## [DIRECTIVE]
Put every line from the start of the records through the line containing "more-options-button[interactable]: [345, 209, 365, 225]" into a JSON list of strings, one string per line, with blank lines omitted.
====================
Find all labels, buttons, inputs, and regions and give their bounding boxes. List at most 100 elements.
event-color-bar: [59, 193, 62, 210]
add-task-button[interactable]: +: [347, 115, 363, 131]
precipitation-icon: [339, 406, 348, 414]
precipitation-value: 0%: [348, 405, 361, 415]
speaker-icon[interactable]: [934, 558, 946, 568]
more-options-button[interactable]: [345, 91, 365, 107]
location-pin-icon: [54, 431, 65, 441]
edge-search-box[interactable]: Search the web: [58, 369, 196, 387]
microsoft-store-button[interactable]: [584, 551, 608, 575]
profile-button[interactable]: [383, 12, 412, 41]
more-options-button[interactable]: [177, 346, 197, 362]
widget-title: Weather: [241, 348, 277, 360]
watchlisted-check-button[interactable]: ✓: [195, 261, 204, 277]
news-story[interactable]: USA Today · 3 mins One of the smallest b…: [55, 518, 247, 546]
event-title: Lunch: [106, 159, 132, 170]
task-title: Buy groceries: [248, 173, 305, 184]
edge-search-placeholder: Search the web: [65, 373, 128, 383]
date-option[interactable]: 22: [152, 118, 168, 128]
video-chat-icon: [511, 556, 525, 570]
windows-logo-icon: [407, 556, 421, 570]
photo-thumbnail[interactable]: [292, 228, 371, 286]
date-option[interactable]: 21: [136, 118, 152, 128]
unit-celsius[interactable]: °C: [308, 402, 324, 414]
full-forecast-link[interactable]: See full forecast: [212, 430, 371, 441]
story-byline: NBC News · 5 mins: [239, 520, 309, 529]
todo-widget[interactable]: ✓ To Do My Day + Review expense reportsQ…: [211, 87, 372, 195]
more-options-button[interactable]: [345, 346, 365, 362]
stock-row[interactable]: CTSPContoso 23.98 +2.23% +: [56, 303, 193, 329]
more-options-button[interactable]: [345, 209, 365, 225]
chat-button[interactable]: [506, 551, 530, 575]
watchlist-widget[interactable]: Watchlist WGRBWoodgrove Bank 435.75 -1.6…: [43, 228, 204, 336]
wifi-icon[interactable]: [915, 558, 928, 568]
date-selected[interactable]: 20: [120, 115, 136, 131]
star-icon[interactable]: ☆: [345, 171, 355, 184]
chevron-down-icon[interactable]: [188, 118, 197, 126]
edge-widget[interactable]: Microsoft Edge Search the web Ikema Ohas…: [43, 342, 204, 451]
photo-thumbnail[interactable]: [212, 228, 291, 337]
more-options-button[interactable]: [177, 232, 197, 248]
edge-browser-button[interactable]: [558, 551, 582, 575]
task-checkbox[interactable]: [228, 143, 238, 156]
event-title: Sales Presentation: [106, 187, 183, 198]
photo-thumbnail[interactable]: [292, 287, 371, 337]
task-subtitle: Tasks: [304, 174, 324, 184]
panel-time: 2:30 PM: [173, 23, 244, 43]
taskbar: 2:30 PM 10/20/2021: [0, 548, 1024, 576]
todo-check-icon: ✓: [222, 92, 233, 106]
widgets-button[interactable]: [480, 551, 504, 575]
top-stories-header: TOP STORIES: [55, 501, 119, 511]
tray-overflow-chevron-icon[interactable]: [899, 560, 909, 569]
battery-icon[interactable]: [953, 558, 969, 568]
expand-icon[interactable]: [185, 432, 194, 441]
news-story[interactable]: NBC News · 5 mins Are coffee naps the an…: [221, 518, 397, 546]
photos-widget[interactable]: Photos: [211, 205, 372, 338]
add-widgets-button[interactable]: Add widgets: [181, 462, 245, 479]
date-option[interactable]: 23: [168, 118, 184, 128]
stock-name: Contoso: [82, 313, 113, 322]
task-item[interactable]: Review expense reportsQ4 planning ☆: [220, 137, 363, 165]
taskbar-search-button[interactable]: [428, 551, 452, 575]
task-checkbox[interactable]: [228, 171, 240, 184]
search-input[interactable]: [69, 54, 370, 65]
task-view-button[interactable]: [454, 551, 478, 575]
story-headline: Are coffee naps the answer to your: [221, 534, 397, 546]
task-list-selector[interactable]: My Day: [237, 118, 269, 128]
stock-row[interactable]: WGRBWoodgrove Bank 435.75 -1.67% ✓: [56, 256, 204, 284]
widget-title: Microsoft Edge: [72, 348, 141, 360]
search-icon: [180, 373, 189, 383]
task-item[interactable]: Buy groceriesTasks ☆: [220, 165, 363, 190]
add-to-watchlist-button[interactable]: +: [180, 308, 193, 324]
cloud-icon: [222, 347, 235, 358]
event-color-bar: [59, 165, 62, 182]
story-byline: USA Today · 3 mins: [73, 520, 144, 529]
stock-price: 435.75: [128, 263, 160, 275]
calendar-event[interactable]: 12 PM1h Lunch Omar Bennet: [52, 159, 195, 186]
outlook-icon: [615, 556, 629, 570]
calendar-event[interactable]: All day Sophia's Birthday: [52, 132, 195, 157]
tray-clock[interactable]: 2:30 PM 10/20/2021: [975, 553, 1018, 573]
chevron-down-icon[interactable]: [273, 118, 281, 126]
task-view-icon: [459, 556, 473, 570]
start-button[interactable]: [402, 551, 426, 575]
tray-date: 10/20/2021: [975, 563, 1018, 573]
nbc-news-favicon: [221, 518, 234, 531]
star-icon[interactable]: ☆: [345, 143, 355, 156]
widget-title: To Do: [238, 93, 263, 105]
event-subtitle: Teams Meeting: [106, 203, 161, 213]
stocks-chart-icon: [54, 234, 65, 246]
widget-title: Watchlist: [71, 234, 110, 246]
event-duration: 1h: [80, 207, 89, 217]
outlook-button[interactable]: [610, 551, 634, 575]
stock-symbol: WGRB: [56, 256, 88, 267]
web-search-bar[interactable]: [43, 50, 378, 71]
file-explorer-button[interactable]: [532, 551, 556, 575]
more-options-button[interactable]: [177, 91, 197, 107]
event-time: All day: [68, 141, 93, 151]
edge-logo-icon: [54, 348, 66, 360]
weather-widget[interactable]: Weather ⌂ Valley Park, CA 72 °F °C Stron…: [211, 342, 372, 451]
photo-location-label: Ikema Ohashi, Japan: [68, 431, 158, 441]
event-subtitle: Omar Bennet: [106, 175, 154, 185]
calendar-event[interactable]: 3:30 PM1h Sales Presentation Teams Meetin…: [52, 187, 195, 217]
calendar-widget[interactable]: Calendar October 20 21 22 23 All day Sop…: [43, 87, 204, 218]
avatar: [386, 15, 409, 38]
====================
## [COMPLETE RESPONSE]
[
  "Find all labels, buttons, inputs, and regions and give their bounding boxes. List at most 100 elements.",
  "event-color-bar: [59, 193, 62, 210]",
  "add-task-button[interactable]: +: [347, 115, 363, 131]",
  "precipitation-icon: [339, 406, 348, 414]",
  "precipitation-value: 0%: [348, 405, 361, 415]",
  "speaker-icon[interactable]: [934, 558, 946, 568]",
  "more-options-button[interactable]: [345, 91, 365, 107]",
  "location-pin-icon: [54, 431, 65, 441]",
  "edge-search-box[interactable]: Search the web: [58, 369, 196, 387]",
  "microsoft-store-button[interactable]: [584, 551, 608, 575]",
  "profile-button[interactable]: [383, 12, 412, 41]",
  "more-options-button[interactable]: [177, 346, 197, 362]",
  "widget-title: Weather: [241, 348, 277, 360]",
  "watchlisted-check-button[interactable]: ✓: [195, 261, 204, 277]",
  "news-story[interactable]: USA Today · 3 mins One of the smallest b…: [55, 518, 247, 546]",
  "event-title: Lunch: [106, 159, 132, 170]",
  "task-title: Buy groceries: [248, 173, 305, 184]",
  "edge-search-placeholder: Search the web: [65, 373, 128, 383]",
  "date-option[interactable]: 22: [152, 118, 168, 128]",
  "video-chat-icon: [511, 556, 525, 570]",
  "windows-logo-icon: [407, 556, 421, 570]",
  "photo-thumbnail[interactable]: [292, 228, 371, 286]",
  "date-option[interactable]: 21: [136, 118, 152, 128]",
  "unit-celsius[interactable]: °C: [308, 402, 324, 414]",
  "full-forecast-link[interactable]: See full forecast: [212, 430, 371, 441]",
  "story-byline: NBC News · 5 mins: [239, 520, 309, 529]",
  "todo-widget[interactable]: ✓ To Do My Day + Review expense reportsQ…: [211, 87, 372, 195]",
  "more-options-button[interactable]: [345, 346, 365, 362]",
  "stock-row[interactable]: CTSPContoso 23.98 +2.23% +: [56, 303, 193, 329]",
  "more-options-button[interactable]: [345, 209, 365, 225]"
]